===== PROVIDED DATA

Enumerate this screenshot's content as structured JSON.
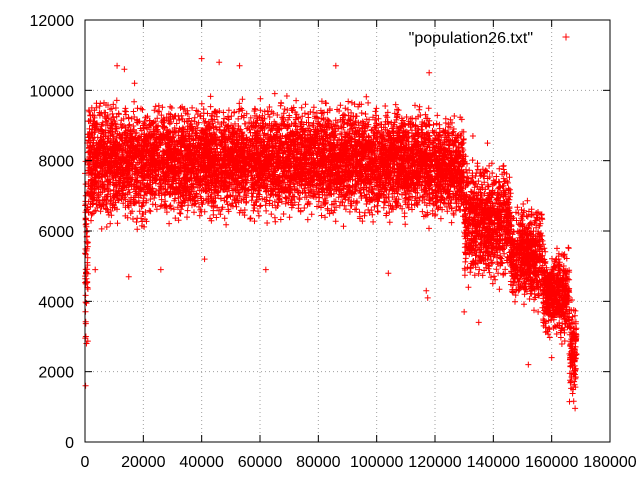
{
  "chart_data": {
    "type": "scatter",
    "title": "",
    "xlabel": "",
    "ylabel": "",
    "xlim": [
      0,
      180000
    ],
    "ylim": [
      0,
      12000
    ],
    "xticks": [
      0,
      20000,
      40000,
      60000,
      80000,
      100000,
      120000,
      140000,
      160000,
      180000
    ],
    "yticks": [
      0,
      2000,
      4000,
      6000,
      8000,
      10000,
      12000
    ],
    "grid": true,
    "legend_position": "top-right",
    "marker": "+",
    "color": "#ff0000",
    "series": [
      {
        "name": "\"population26.txt\"",
        "segments": [
          {
            "x_from": 0,
            "x_to": 1000,
            "y_low": 1600,
            "y_high": 9800
          },
          {
            "x_from": 1000,
            "x_to": 20000,
            "y_low": 5800,
            "y_high": 10100
          },
          {
            "x_from": 20000,
            "x_to": 40000,
            "y_low": 6000,
            "y_high": 10000
          },
          {
            "x_from": 40000,
            "x_to": 60000,
            "y_low": 6000,
            "y_high": 10000
          },
          {
            "x_from": 60000,
            "x_to": 80000,
            "y_low": 6000,
            "y_high": 10000
          },
          {
            "x_from": 80000,
            "x_to": 100000,
            "y_low": 6000,
            "y_high": 10000
          },
          {
            "x_from": 100000,
            "x_to": 120000,
            "y_low": 6000,
            "y_high": 9900
          },
          {
            "x_from": 120000,
            "x_to": 130000,
            "y_low": 6000,
            "y_high": 9500
          },
          {
            "x_from": 130000,
            "x_to": 146000,
            "y_low": 4200,
            "y_high": 8300
          },
          {
            "x_from": 146000,
            "x_to": 157000,
            "y_low": 3500,
            "y_high": 7000
          },
          {
            "x_from": 157000,
            "x_to": 166000,
            "y_low": 2600,
            "y_high": 5800
          },
          {
            "x_from": 166000,
            "x_to": 168500,
            "y_low": 700,
            "y_high": 4500
          }
        ],
        "outliers": [
          [
            11000,
            10700
          ],
          [
            13500,
            10600
          ],
          [
            17000,
            10200
          ],
          [
            40000,
            10900
          ],
          [
            46000,
            10800
          ],
          [
            53000,
            10700
          ],
          [
            86000,
            10700
          ],
          [
            118000,
            10500
          ],
          [
            500,
            2800
          ],
          [
            300,
            3000
          ],
          [
            200,
            1600
          ],
          [
            3500,
            4900
          ],
          [
            15000,
            4700
          ],
          [
            26000,
            4900
          ],
          [
            41000,
            5200
          ],
          [
            62000,
            4900
          ],
          [
            104000,
            4800
          ],
          [
            117000,
            4300
          ],
          [
            117500,
            4100
          ],
          [
            135000,
            3400
          ],
          [
            152000,
            2200
          ],
          [
            160000,
            2400
          ],
          [
            133000,
            8700
          ],
          [
            138000,
            8500
          ],
          [
            130000,
            3700
          ]
        ]
      }
    ]
  }
}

==========

**TASK PROMPT**. Set the data above down again exactly as given, with no pictures.

**TASK OUTPUT**.
Enumerate this screenshot's content as structured JSON.
{
  "chart_data": {
    "type": "scatter",
    "title": "",
    "xlabel": "",
    "ylabel": "",
    "xlim": [
      0,
      180000
    ],
    "ylim": [
      0,
      12000
    ],
    "xticks": [
      0,
      20000,
      40000,
      60000,
      80000,
      100000,
      120000,
      140000,
      160000,
      180000
    ],
    "yticks": [
      0,
      2000,
      4000,
      6000,
      8000,
      10000,
      12000
    ],
    "grid": true,
    "legend_position": "top-right",
    "marker": "+",
    "color": "#ff0000",
    "series": [
      {
        "name": "\"population26.txt\"",
        "segments": [
          {
            "x_from": 0,
            "x_to": 1000,
            "y_low": 1600,
            "y_high": 9800
          },
          {
            "x_from": 1000,
            "x_to": 20000,
            "y_low": 5800,
            "y_high": 10100
          },
          {
            "x_from": 20000,
            "x_to": 40000,
            "y_low": 6000,
            "y_high": 10000
          },
          {
            "x_from": 40000,
            "x_to": 60000,
            "y_low": 6000,
            "y_high": 10000
          },
          {
            "x_from": 60000,
            "x_to": 80000,
            "y_low": 6000,
            "y_high": 10000
          },
          {
            "x_from": 80000,
            "x_to": 100000,
            "y_low": 6000,
            "y_high": 10000
          },
          {
            "x_from": 100000,
            "x_to": 120000,
            "y_low": 6000,
            "y_high": 9900
          },
          {
            "x_from": 120000,
            "x_to": 130000,
            "y_low": 6000,
            "y_high": 9500
          },
          {
            "x_from": 130000,
            "x_to": 146000,
            "y_low": 4200,
            "y_high": 8300
          },
          {
            "x_from": 146000,
            "x_to": 157000,
            "y_low": 3500,
            "y_high": 7000
          },
          {
            "x_from": 157000,
            "x_to": 166000,
            "y_low": 2600,
            "y_high": 5800
          },
          {
            "x_from": 166000,
            "x_to": 168500,
            "y_low": 700,
            "y_high": 4500
          }
        ],
        "outliers": [
          [
            11000,
            10700
          ],
          [
            13500,
            10600
          ],
          [
            17000,
            10200
          ],
          [
            40000,
            10900
          ],
          [
            46000,
            10800
          ],
          [
            53000,
            10700
          ],
          [
            86000,
            10700
          ],
          [
            118000,
            10500
          ],
          [
            500,
            2800
          ],
          [
            300,
            3000
          ],
          [
            200,
            1600
          ],
          [
            3500,
            4900
          ],
          [
            15000,
            4700
          ],
          [
            26000,
            4900
          ],
          [
            41000,
            5200
          ],
          [
            62000,
            4900
          ],
          [
            104000,
            4800
          ],
          [
            117000,
            4300
          ],
          [
            117500,
            4100
          ],
          [
            135000,
            3400
          ],
          [
            152000,
            2200
          ],
          [
            160000,
            2400
          ],
          [
            133000,
            8700
          ],
          [
            138000,
            8500
          ],
          [
            130000,
            3700
          ]
        ]
      }
    ]
  }
}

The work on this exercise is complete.